● **THE REQUEST**
Can you return every line of the data below unchanged, leaving out the pictures?

Element and coordinate data:
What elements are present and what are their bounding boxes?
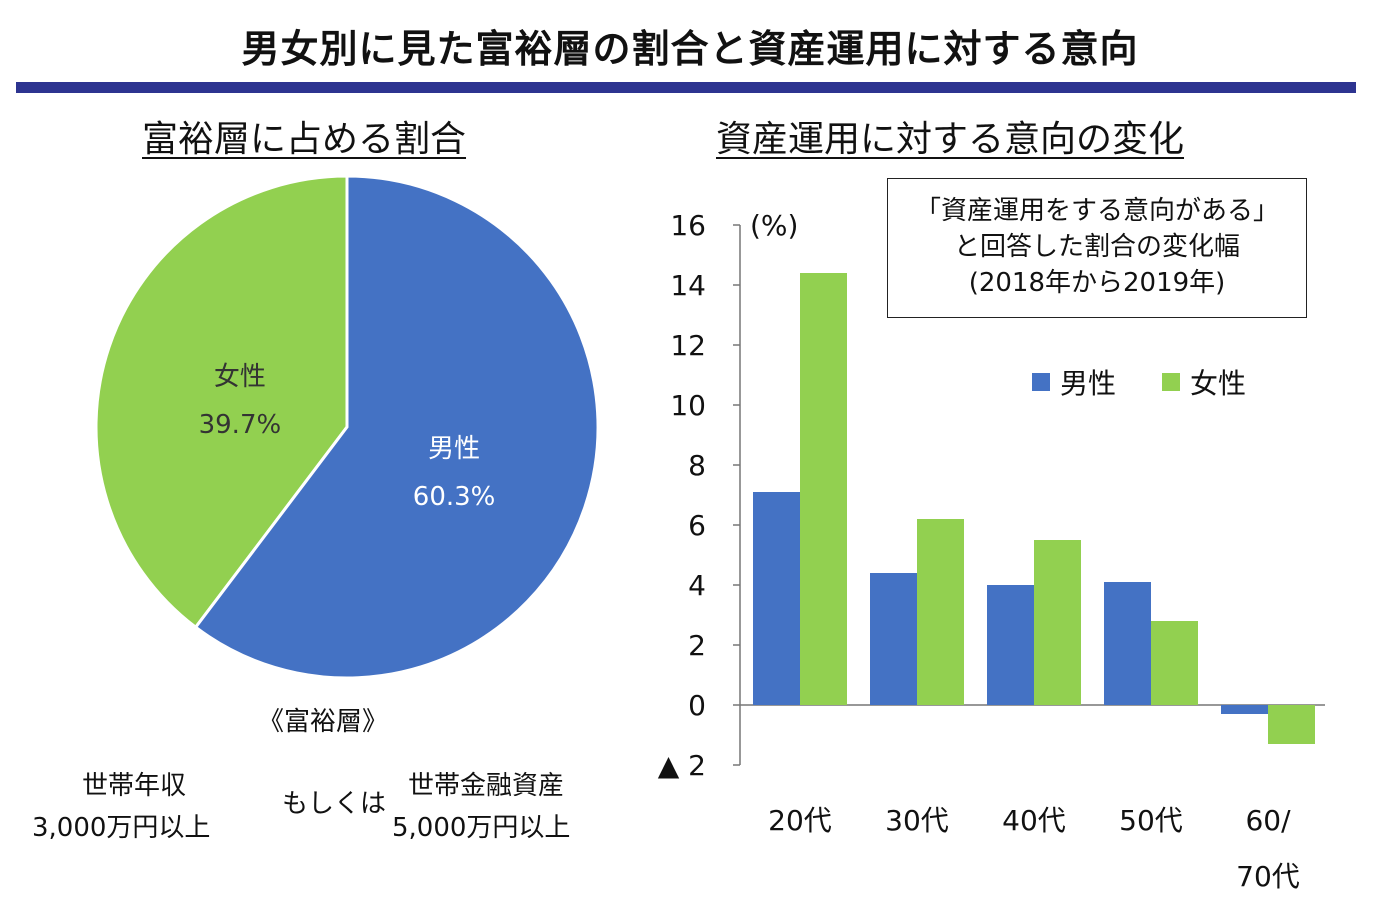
- income-condition-line2: 3,000万円以上: [32, 813, 211, 843]
- bar-subtitle: 資産運用に対する意向の変化: [716, 119, 1185, 160]
- y-tick-label: 2: [688, 629, 706, 662]
- y-tick-label: 16: [670, 209, 706, 242]
- y-tick-label: 4: [688, 569, 706, 602]
- y-tick-label: 6: [688, 509, 706, 542]
- legend-female: 女性: [1162, 362, 1246, 402]
- bar-male-4: [1104, 582, 1151, 705]
- legend-male-label: 男性: [1060, 367, 1117, 400]
- bar-female-2: [917, 519, 964, 705]
- bar-female-4: [1151, 621, 1198, 705]
- pie-chart: 女性 39.7% 男性 60.3%: [94, 174, 600, 680]
- bar-female-3: [1034, 540, 1081, 705]
- y-unit-label: (%): [750, 209, 798, 242]
- x-tick-label: 60/: [1245, 804, 1291, 837]
- assets-condition-line1: 世帯金融資産: [408, 771, 565, 801]
- assets-condition-line2: 5,000万円以上: [392, 813, 571, 843]
- pie-slice-male-label: 男性: [428, 434, 480, 464]
- bar-male-1: [753, 492, 800, 705]
- y-tick-label: 12: [670, 329, 706, 362]
- income-condition-line1: 世帯年収: [82, 771, 187, 801]
- note-box-line3: (2018年から2019年): [968, 268, 1226, 298]
- y-tick-label: 14: [670, 269, 706, 302]
- definition-heading: 《富裕層》: [258, 707, 389, 737]
- x-tick-label: 50代: [1119, 804, 1183, 837]
- pie-slice-male: [193, 174, 600, 680]
- note-box-line1: 「資産運用をする意向がある」: [914, 196, 1279, 226]
- x-tick-label: 20代: [768, 804, 832, 837]
- chart-note-box: 「資産運用をする意向がある」 と回答した割合の変化幅 (2018年から2019年…: [887, 178, 1307, 318]
- bar-female-5: [1268, 705, 1315, 744]
- y-tick-label: 8: [688, 449, 706, 482]
- x-tick-label: 70代: [1236, 860, 1300, 893]
- pie-slice-male-value: 60.3%: [413, 482, 496, 512]
- y-tick-label: 0: [688, 689, 706, 722]
- bar-male-5: [1221, 705, 1268, 714]
- connector-text: もしくは: [282, 789, 387, 819]
- legend-female-swatch: [1162, 373, 1180, 391]
- page-title: 男女別に見た富裕層の割合と資産運用に対する意向: [241, 27, 1139, 71]
- note-box-line2: と回答した割合の変化幅: [953, 232, 1240, 262]
- bar-chart: ▲ 2 0 2 4 6 8 10 12 14 16 (%) 20代 30代 40代 50代 60/70代: [658, 209, 1325, 893]
- pie-subtitle: 富裕層に占める割合: [142, 119, 467, 160]
- legend-male: 男性: [1032, 362, 1116, 402]
- y-tick-label: 10: [670, 389, 706, 422]
- title-rule: [16, 82, 1356, 93]
- x-tick-label: 40代: [1002, 804, 1066, 837]
- pie-slice-female-label: 女性: [214, 362, 266, 392]
- pie-slice-female-value: 39.7%: [199, 410, 282, 440]
- bar-male-2: [870, 573, 917, 705]
- legend-female-label: 女性: [1190, 367, 1247, 400]
- x-tick-label: 30代: [885, 804, 949, 837]
- bar-male-3: [987, 585, 1034, 705]
- legend-male-swatch: [1032, 373, 1050, 391]
- bar-female-1: [800, 273, 847, 705]
- pie-slice-female: [94, 174, 349, 630]
- y-tick-label: ▲ 2: [658, 749, 706, 782]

● **SOLUTION TO THIS PROBLEM**
What elements are present and what are their bounding boxes?
- income-condition-line2: 3,000万円以上: [32, 813, 211, 843]
- bar-subtitle: 資産運用に対する意向の変化: [716, 119, 1185, 160]
- y-tick-label: 2: [688, 629, 706, 662]
- y-tick-label: 16: [670, 209, 706, 242]
- y-tick-label: 4: [688, 569, 706, 602]
- y-tick-label: 6: [688, 509, 706, 542]
- legend-female: 女性: [1162, 362, 1246, 402]
- bar-male-4: [1104, 582, 1151, 705]
- legend-male-label: 男性: [1060, 367, 1117, 400]
- bar-female-2: [917, 519, 964, 705]
- bar-female-4: [1151, 621, 1198, 705]
- pie-chart: 女性 39.7% 男性 60.3%: [94, 174, 600, 680]
- bar-female-3: [1034, 540, 1081, 705]
- y-unit-label: (%): [750, 209, 798, 242]
- x-tick-label: 60/: [1245, 804, 1291, 837]
- assets-condition-line1: 世帯金融資産: [408, 771, 565, 801]
- assets-condition-line2: 5,000万円以上: [392, 813, 571, 843]
- pie-slice-male-label: 男性: [428, 434, 480, 464]
- bar-male-1: [753, 492, 800, 705]
- y-tick-label: 12: [670, 329, 706, 362]
- income-condition-line1: 世帯年収: [82, 771, 187, 801]
- note-box-line3: (2018年から2019年): [968, 268, 1226, 298]
- y-tick-label: 14: [670, 269, 706, 302]
- definition-heading: 《富裕層》: [258, 707, 389, 737]
- x-tick-label: 50代: [1119, 804, 1183, 837]
- pie-slice-male: [193, 174, 600, 680]
- note-box-line1: 「資産運用をする意向がある」: [914, 196, 1279, 226]
- x-tick-label: 20代: [768, 804, 832, 837]
- chart-note-box: 「資産運用をする意向がある」 と回答した割合の変化幅 (2018年から2019年…: [887, 178, 1307, 318]
- bar-female-5: [1268, 705, 1315, 744]
- y-tick-label: 8: [688, 449, 706, 482]
- x-tick-label: 70代: [1236, 860, 1300, 893]
- pie-slice-male-value: 60.3%: [413, 482, 496, 512]
- y-tick-label: 0: [688, 689, 706, 722]
- bar-male-5: [1221, 705, 1268, 714]
- connector-text: もしくは: [282, 789, 387, 819]
- legend-female-swatch: [1162, 373, 1180, 391]
- page-title: 男女別に見た富裕層の割合と資産運用に対する意向: [241, 27, 1139, 71]
- note-box-line2: と回答した割合の変化幅: [953, 232, 1240, 262]
- bar-chart: ▲ 2 0 2 4 6 8 10 12 14 16 (%) 20代 30代 40代 50代 60/70代: [658, 209, 1325, 893]
- pie-subtitle: 富裕層に占める割合: [142, 119, 467, 160]
- legend-male: 男性: [1032, 362, 1116, 402]
- y-tick-label: 10: [670, 389, 706, 422]
- title-rule: [16, 82, 1356, 93]
- x-tick-label: 40代: [1002, 804, 1066, 837]
- pie-slice-female-label: 女性: [214, 362, 266, 392]
- pie-slice-female-value: 39.7%: [199, 410, 282, 440]
- bar-male-2: [870, 573, 917, 705]
- legend-female-label: 女性: [1190, 367, 1247, 400]
- x-tick-label: 30代: [885, 804, 949, 837]
- bar-male-3: [987, 585, 1034, 705]
- legend-male-swatch: [1032, 373, 1050, 391]
- bar-female-1: [800, 273, 847, 705]
- pie-slice-female: [94, 174, 349, 630]
- y-tick-label: ▲ 2: [658, 749, 706, 782]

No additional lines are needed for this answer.